--- start STORED RECORDS ---

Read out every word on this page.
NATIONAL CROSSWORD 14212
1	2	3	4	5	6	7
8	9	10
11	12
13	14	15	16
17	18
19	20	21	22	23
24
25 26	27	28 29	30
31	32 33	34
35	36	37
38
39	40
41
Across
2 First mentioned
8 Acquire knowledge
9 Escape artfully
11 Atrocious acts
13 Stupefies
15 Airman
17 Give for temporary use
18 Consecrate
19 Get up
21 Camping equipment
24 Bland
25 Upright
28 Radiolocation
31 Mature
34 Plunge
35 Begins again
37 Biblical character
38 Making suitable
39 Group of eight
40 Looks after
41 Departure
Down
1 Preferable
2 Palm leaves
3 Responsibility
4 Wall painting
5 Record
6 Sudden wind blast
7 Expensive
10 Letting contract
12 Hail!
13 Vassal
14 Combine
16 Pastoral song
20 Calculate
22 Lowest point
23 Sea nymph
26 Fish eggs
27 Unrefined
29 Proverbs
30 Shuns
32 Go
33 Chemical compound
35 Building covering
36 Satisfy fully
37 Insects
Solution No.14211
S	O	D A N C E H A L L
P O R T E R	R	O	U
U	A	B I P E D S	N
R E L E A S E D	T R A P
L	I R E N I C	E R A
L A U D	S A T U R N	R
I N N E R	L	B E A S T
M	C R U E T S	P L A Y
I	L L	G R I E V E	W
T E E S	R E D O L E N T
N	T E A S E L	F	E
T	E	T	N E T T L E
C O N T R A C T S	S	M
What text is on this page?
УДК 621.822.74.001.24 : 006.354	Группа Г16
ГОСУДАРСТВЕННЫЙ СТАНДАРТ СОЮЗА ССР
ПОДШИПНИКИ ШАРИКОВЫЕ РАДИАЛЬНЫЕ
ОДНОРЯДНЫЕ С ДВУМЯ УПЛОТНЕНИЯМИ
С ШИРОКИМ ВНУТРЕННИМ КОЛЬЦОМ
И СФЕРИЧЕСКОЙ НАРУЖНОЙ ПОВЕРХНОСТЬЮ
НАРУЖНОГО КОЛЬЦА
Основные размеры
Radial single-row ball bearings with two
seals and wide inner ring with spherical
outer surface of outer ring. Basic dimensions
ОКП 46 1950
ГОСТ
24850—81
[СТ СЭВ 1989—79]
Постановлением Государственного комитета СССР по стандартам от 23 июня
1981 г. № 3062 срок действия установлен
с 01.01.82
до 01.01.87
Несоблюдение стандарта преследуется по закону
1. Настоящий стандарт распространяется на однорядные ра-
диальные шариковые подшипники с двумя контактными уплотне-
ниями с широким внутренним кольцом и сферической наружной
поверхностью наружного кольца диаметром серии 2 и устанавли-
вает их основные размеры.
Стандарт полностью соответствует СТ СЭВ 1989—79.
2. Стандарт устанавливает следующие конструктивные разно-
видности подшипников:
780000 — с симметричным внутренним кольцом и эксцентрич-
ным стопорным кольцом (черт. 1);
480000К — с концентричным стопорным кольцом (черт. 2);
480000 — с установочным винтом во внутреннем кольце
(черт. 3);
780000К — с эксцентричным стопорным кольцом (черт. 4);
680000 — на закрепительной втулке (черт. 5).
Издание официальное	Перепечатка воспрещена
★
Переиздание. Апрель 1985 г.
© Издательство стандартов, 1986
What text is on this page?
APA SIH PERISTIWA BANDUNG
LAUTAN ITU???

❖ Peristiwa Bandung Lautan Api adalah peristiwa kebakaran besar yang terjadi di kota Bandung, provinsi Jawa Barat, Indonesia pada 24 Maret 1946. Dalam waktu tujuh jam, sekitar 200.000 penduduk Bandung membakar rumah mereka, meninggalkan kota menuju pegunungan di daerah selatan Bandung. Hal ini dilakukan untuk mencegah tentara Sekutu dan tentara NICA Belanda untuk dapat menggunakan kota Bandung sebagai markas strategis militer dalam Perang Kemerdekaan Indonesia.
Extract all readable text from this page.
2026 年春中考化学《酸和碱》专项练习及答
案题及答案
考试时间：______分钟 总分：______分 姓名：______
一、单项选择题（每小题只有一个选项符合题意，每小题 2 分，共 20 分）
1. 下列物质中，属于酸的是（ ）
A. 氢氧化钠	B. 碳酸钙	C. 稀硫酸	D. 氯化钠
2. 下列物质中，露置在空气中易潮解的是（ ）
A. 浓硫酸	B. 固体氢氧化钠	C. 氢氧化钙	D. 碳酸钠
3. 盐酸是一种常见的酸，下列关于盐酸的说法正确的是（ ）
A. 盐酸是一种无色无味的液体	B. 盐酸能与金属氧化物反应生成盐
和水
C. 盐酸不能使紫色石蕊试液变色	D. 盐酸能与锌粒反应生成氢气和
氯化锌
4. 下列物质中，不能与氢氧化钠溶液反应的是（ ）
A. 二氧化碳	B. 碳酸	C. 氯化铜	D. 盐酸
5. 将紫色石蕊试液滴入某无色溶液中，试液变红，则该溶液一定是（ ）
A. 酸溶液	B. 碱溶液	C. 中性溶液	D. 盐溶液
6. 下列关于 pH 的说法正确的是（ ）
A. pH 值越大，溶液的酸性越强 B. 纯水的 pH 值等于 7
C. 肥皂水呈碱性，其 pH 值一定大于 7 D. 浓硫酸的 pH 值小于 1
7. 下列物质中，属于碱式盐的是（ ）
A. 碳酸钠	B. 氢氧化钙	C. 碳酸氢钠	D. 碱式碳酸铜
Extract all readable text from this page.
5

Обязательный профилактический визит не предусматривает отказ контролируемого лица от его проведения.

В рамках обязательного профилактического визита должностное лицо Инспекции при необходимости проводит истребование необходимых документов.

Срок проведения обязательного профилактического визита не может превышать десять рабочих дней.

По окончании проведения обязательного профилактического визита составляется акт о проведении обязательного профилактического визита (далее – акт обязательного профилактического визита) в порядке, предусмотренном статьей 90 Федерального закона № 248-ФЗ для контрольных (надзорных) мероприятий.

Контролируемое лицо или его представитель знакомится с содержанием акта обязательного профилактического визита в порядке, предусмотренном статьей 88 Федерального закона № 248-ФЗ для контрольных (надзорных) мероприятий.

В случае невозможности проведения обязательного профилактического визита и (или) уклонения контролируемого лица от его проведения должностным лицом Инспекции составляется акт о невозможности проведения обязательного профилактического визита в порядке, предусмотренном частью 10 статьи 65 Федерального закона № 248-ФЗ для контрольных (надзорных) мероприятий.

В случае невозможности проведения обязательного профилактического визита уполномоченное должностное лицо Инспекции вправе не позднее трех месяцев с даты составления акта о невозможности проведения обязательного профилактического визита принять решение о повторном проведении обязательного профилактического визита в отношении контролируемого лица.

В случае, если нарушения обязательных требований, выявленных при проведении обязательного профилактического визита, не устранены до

--- end STORED RECORDS ---

◆ **TASK INSTRUCTIONS**
Write out the full listing exactly as given.

◆ **ANSWER TO THE PROBLEM**
Read out every word on this page.
NATIONAL CROSSWORD 14212
1	2	3	4	5	6	7
8	9	10
11	12
13	14	15	16
17	18
19	20	21	22	23
24
25 26	27	28 29	30
31	32 33	34
35	36	37
38
39	40
41
Across
2 First mentioned
8 Acquire knowledge
9 Escape artfully
11 Atrocious acts
13 Stupefies
15 Airman
17 Give for temporary use
18 Consecrate
19 Get up
21 Camping equipment
24 Bland
25 Upright
28 Radiolocation
31 Mature
34 Plunge
35 Begins again
37 Biblical character
38 Making suitable
39 Group of eight
40 Looks after
41 Departure
Down
1 Preferable
2 Palm leaves
3 Responsibility
4 Wall painting
5 Record
6 Sudden wind blast
7 Expensive
10 Letting contract
12 Hail!
13 Vassal
14 Combine
16 Pastoral song
20 Calculate
22 Lowest point
23 Sea nymph
26 Fish eggs
27 Unrefined
29 Proverbs
30 Shuns
32 Go
33 Chemical compound
35 Building covering
36 Satisfy fully
37 Insects
Solution No.14211
S	O	D A N C E H A L L
P O R T E R	R	O	U
U	A	B I P E D S	N
R E L E A S E D	T R A P
L	I R E N I C	E R A
L A U D	S A T U R N	R
I N N E R	L	B E A S T
M	C R U E T S	P L A Y
I	L L	G R I E V E	W
T E E S	R E D O L E N T
N	T E A S E L	F	E
T	E	T	N E T T L E
C O N T R A C T S	S	M
What text is on this page?
УДК 621.822.74.001.24 : 006.354	Группа Г16
ГОСУДАРСТВЕННЫЙ СТАНДАРТ СОЮЗА ССР
ПОДШИПНИКИ ШАРИКОВЫЕ РАДИАЛЬНЫЕ
ОДНОРЯДНЫЕ С ДВУМЯ УПЛОТНЕНИЯМИ
С ШИРОКИМ ВНУТРЕННИМ КОЛЬЦОМ
И СФЕРИЧЕСКОЙ НАРУЖНОЙ ПОВЕРХНОСТЬЮ
НАРУЖНОГО КОЛЬЦА
Основные размеры
Radial single-row ball bearings with two
seals and wide inner ring with spherical
outer surface of outer ring. Basic dimensions
ОКП 46 1950
ГОСТ
24850—81
[СТ СЭВ 1989—79]
Постановлением Государственного комитета СССР по стандартам от 23 июня
1981 г. № 3062 срок действия установлен
с 01.01.82
до 01.01.87
Несоблюдение стандарта преследуется по закону
1. Настоящий стандарт распространяется на однорядные ра-
диальные шариковые подшипники с двумя контактными уплотне-
ниями с широким внутренним кольцом и сферической наружной
поверхностью наружного кольца диаметром серии 2 и устанавли-
вает их основные размеры.
Стандарт полностью соответствует СТ СЭВ 1989—79.
2. Стандарт устанавливает следующие конструктивные разно-
видности подшипников:
780000 — с симметричным внутренним кольцом и эксцентрич-
ным стопорным кольцом (черт. 1);
480000К — с концентричным стопорным кольцом (черт. 2);
480000 — с установочным винтом во внутреннем кольце
(черт. 3);
780000К — с эксцентричным стопорным кольцом (черт. 4);
680000 — на закрепительной втулке (черт. 5).
Издание официальное	Перепечатка воспрещена
★
Переиздание. Апрель 1985 г.
© Издательство стандартов, 1986
What text is on this page?
APA SIH PERISTIWA BANDUNG
LAUTAN ITU???

❖ Peristiwa Bandung Lautan Api adalah peristiwa kebakaran besar yang terjadi di kota Bandung, provinsi Jawa Barat, Indonesia pada 24 Maret 1946. Dalam waktu tujuh jam, sekitar 200.000 penduduk Bandung membakar rumah mereka, meninggalkan kota menuju pegunungan di daerah selatan Bandung. Hal ini dilakukan untuk mencegah tentara Sekutu dan tentara NICA Belanda untuk dapat menggunakan kota Bandung sebagai markas strategis militer dalam Perang Kemerdekaan Indonesia.
Extract all readable text from this page.
2026 年春中考化学《酸和碱》专项练习及答
案题及答案
考试时间：______分钟 总分：______分 姓名：______
一、单项选择题（每小题只有一个选项符合题意，每小题 2 分，共 20 分）
1. 下列物质中，属于酸的是（ ）
A. 氢氧化钠	B. 碳酸钙	C. 稀硫酸	D. 氯化钠
2. 下列物质中，露置在空气中易潮解的是（ ）
A. 浓硫酸	B. 固体氢氧化钠	C. 氢氧化钙	D. 碳酸钠
3. 盐酸是一种常见的酸，下列关于盐酸的说法正确的是（ ）
A. 盐酸是一种无色无味的液体	B. 盐酸能与金属氧化物反应生成盐
和水
C. 盐酸不能使紫色石蕊试液变色	D. 盐酸能与锌粒反应生成氢气和
氯化锌
4. 下列物质中，不能与氢氧化钠溶液反应的是（ ）
A. 二氧化碳	B. 碳酸	C. 氯化铜	D. 盐酸
5. 将紫色石蕊试液滴入某无色溶液中，试液变红，则该溶液一定是（ ）
A. 酸溶液	B. 碱溶液	C. 中性溶液	D. 盐溶液
6. 下列关于 pH 的说法正确的是（ ）
A. pH 值越大，溶液的酸性越强 B. 纯水的 pH 值等于 7
C. 肥皂水呈碱性，其 pH 值一定大于 7 D. 浓硫酸的 pH 值小于 1
7. 下列物质中，属于碱式盐的是（ ）
A. 碳酸钠	B. 氢氧化钙	C. 碳酸氢钠	D. 碱式碳酸铜
Extract all readable text from this page.
5

Обязательный профилактический визит не предусматривает отказ контролируемого лица от его проведения.

В рамках обязательного профилактического визита должностное лицо Инспекции при необходимости проводит истребование необходимых документов.

Срок проведения обязательного профилактического визита не может превышать десять рабочих дней.

По окончании проведения обязательного профилактического визита составляется акт о проведении обязательного профилактического визита (далее – акт обязательного профилактического визита) в порядке, предусмотренном статьей 90 Федерального закона № 248-ФЗ для контрольных (надзорных) мероприятий.

Контролируемое лицо или его представитель знакомится с содержанием акта обязательного профилактического визита в порядке, предусмотренном статьей 88 Федерального закона № 248-ФЗ для контрольных (надзорных) мероприятий.

В случае невозможности проведения обязательного профилактического визита и (или) уклонения контролируемого лица от его проведения должностным лицом Инспекции составляется акт о невозможности проведения обязательного профилактического визита в порядке, предусмотренном частью 10 статьи 65 Федерального закона № 248-ФЗ для контрольных (надзорных) мероприятий.

В случае невозможности проведения обязательного профилактического визита уполномоченное должностное лицо Инспекции вправе не позднее трех месяцев с даты составления акта о невозможности проведения обязательного профилактического визита принять решение о повторном проведении обязательного профилактического визита в отношении контролируемого лица.

В случае, если нарушения обязательных требований, выявленных при проведении обязательного профилактического визита, не устранены до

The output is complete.